WHAT NEEDS TO BE DONE
Write every record out again exactly, and keep images out of it.

-------- GIVEN INFORMATION --------

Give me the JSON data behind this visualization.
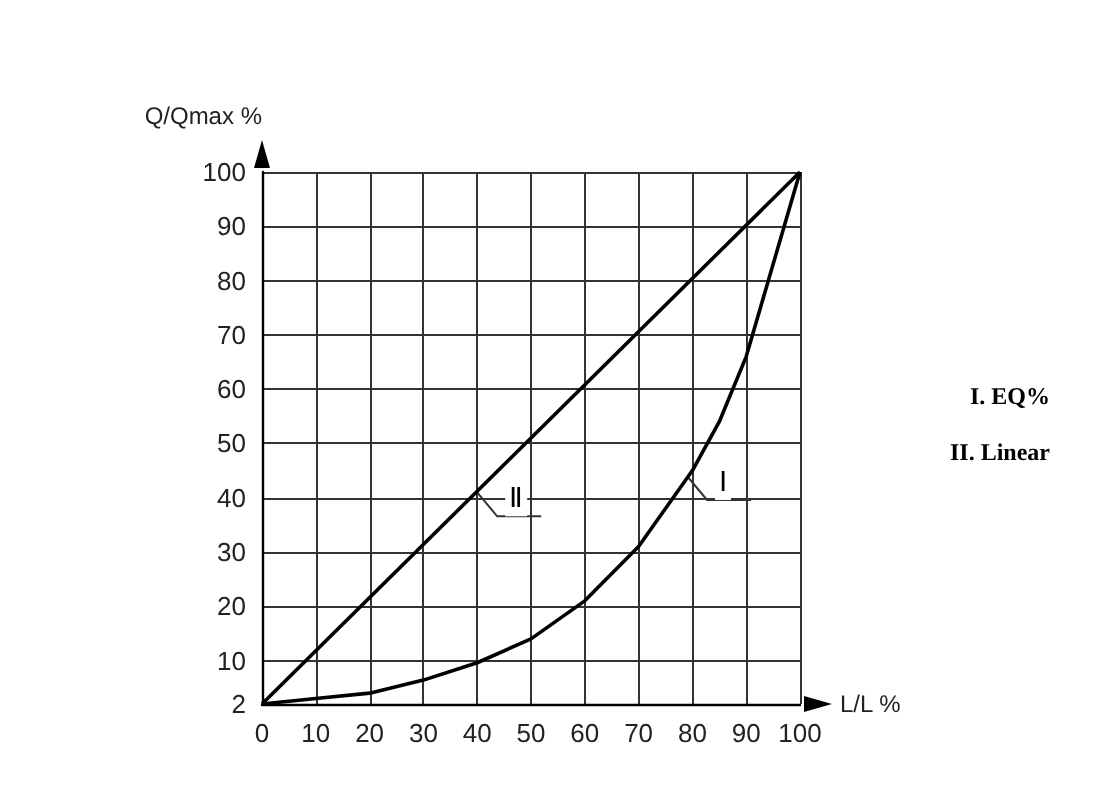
{
  "chart_data": {
    "type": "line",
    "xlabel": "L/L %",
    "ylabel": "Q/Qmax %",
    "series": [
      {
        "color": "#000000",
        "x": [
          0,
          10,
          20,
          30,
          40,
          50,
          60,
          70,
          75,
          80,
          85,
          90,
          95,
          100
        ],
        "values": [
          2,
          3,
          4,
          6.4,
          9.6,
          14,
          21,
          31,
          38,
          45,
          54,
          66,
          83,
          100
        ]
      },
      {
        "color": "#000000",
        "x": [
          0,
          100
        ],
        "values": [
          2,
          100
        ]
      }
    ],
    "xlim": [
      0,
      100
    ],
    "xticks": [
      0,
      10,
      20,
      30,
      40,
      50,
      60,
      70,
      80,
      90,
      100
    ],
    "ylim": [
      2,
      100
    ],
    "yticks": [
      2,
      10,
      20,
      30,
      40,
      50,
      60,
      70,
      80,
      90,
      100
    ],
    "grid": true,
    "marker": "none",
    "line_style": "solid",
    "annotations": [
      {
        "text": "Ⅱ",
        "x": 40,
        "y": 41
      },
      {
        "text": "Ⅰ",
        "x": 79,
        "y": 44
      },
      "I. EQ%",
      "II. Linear"
    ]
  }
}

--------

RESPONSE BELOW
Give me the JSON data behind this visualization.
{
  "chart_data": {
    "type": "line",
    "xlabel": "L/L %",
    "ylabel": "Q/Qmax %",
    "series": [
      {
        "color": "#000000",
        "x": [
          0,
          10,
          20,
          30,
          40,
          50,
          60,
          70,
          75,
          80,
          85,
          90,
          95,
          100
        ],
        "values": [
          2,
          3,
          4,
          6.4,
          9.6,
          14,
          21,
          31,
          38,
          45,
          54,
          66,
          83,
          100
        ]
      },
      {
        "color": "#000000",
        "x": [
          0,
          100
        ],
        "values": [
          2,
          100
        ]
      }
    ],
    "xlim": [
      0,
      100
    ],
    "xticks": [
      0,
      10,
      20,
      30,
      40,
      50,
      60,
      70,
      80,
      90,
      100
    ],
    "ylim": [
      2,
      100
    ],
    "yticks": [
      2,
      10,
      20,
      30,
      40,
      50,
      60,
      70,
      80,
      90,
      100
    ],
    "grid": true,
    "marker": "none",
    "line_style": "solid",
    "annotations": [
      {
        "text": "Ⅱ",
        "x": 40,
        "y": 41
      },
      {
        "text": "Ⅰ",
        "x": 79,
        "y": 44
      },
      "I. EQ%",
      "II. Linear"
    ]
  }
}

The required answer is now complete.